What this task involves: Nothing may be dropped or altered: reproduce all the data.

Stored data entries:
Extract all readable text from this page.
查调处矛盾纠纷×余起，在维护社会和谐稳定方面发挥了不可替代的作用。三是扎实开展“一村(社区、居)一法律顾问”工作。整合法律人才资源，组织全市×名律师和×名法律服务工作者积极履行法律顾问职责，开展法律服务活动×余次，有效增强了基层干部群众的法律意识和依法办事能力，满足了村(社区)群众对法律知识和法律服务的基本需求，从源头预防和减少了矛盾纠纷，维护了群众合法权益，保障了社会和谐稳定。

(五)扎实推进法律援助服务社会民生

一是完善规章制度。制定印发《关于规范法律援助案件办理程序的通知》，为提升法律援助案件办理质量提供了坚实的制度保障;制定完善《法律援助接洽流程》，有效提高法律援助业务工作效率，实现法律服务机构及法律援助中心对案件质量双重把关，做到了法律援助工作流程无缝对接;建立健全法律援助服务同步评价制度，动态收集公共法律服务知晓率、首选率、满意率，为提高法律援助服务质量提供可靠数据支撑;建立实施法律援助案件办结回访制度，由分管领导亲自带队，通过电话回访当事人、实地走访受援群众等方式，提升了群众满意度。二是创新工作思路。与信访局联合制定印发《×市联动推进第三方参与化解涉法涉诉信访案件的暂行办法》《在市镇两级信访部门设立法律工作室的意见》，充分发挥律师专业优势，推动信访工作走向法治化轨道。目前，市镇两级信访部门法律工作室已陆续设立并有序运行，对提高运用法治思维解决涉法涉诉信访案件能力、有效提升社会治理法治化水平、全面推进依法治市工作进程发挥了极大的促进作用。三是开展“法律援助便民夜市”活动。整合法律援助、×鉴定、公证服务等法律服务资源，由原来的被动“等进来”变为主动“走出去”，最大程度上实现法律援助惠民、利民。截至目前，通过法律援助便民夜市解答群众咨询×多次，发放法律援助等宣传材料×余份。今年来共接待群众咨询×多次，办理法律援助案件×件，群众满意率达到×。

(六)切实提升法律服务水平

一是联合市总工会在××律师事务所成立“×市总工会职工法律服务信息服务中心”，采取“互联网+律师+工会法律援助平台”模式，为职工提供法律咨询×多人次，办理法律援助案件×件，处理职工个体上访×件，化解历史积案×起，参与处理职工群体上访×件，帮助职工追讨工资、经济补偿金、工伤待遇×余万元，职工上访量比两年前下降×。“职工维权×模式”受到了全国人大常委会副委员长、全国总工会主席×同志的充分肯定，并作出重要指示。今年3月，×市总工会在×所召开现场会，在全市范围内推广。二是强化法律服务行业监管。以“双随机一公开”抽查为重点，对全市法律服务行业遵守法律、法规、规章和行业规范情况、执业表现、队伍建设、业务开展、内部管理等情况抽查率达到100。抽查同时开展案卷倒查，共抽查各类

Correct response:
Extract all readable text from this page.
查调处矛盾纠纷×余起，在维护社会和谐稳定方面发挥了不可替代的作用。三是扎实开展“一村(社区、居)一法律顾问”工作。整合法律人才资源，组织全市×名律师和×名法律服务工作者积极履行法律顾问职责，开展法律服务活动×余次，有效增强了基层干部群众的法律意识和依法办事能力，满足了村(社区)群众对法律知识和法律服务的基本需求，从源头预防和减少了矛盾纠纷，维护了群众合法权益，保障了社会和谐稳定。

(五)扎实推进法律援助服务社会民生

一是完善规章制度。制定印发《关于规范法律援助案件办理程序的通知》，为提升法律援助案件办理质量提供了坚实的制度保障;制定完善《法律援助接洽流程》，有效提高法律援助业务工作效率，实现法律服务机构及法律援助中心对案件质量双重把关，做到了法律援助工作流程无缝对接;建立健全法律援助服务同步评价制度，动态收集公共法律服务知晓率、首选率、满意率，为提高法律援助服务质量提供可靠数据支撑;建立实施法律援助案件办结回访制度，由分管领导亲自带队，通过电话回访当事人、实地走访受援群众等方式，提升了群众满意度。二是创新工作思路。与信访局联合制定印发《×市联动推进第三方参与化解涉法涉诉信访案件的暂行办法》《在市镇两级信访部门设立法律工作室的意见》，充分发挥律师专业优势，推动信访工作走向法治化轨道。目前，市镇两级信访部门法律工作室已陆续设立并有序运行，对提高运用法治思维解决涉法涉诉信访案件能力、有效提升社会治理法治化水平、全面推进依法治市工作进程发挥了极大的促进作用。三是开展“法律援助便民夜市”活动。整合法律援助、×鉴定、公证服务等法律服务资源，由原来的被动“等进来”变为主动“走出去”，最大程度上实现法律援助惠民、利民。截至目前，通过法律援助便民夜市解答群众咨询×多次，发放法律援助等宣传材料×余份。今年来共接待群众咨询×多次，办理法律援助案件×件，群众满意率达到×。

(六)切实提升法律服务水平

一是联合市总工会在××律师事务所成立“×市总工会职工法律服务信息服务中心”，采取“互联网+律师+工会法律援助平台”模式，为职工提供法律咨询×多人次，办理法律援助案件×件，处理职工个体上访×件，化解历史积案×起，参与处理职工群体上访×件，帮助职工追讨工资、经济补偿金、工伤待遇×余万元，职工上访量比两年前下降×。“职工维权×模式”受到了全国人大常委会副委员长、全国总工会主席×同志的充分肯定，并作出重要指示。今年3月，×市总工会在×所召开现场会，在全市范围内推广。二是强化法律服务行业监管。以“双随机一公开”抽查为重点，对全市法律服务行业遵守法律、法规、规章和行业规范情况、执业表现、队伍建设、业务开展、内部管理等情况抽查率达到100。抽查同时开展案卷倒查，共抽查各类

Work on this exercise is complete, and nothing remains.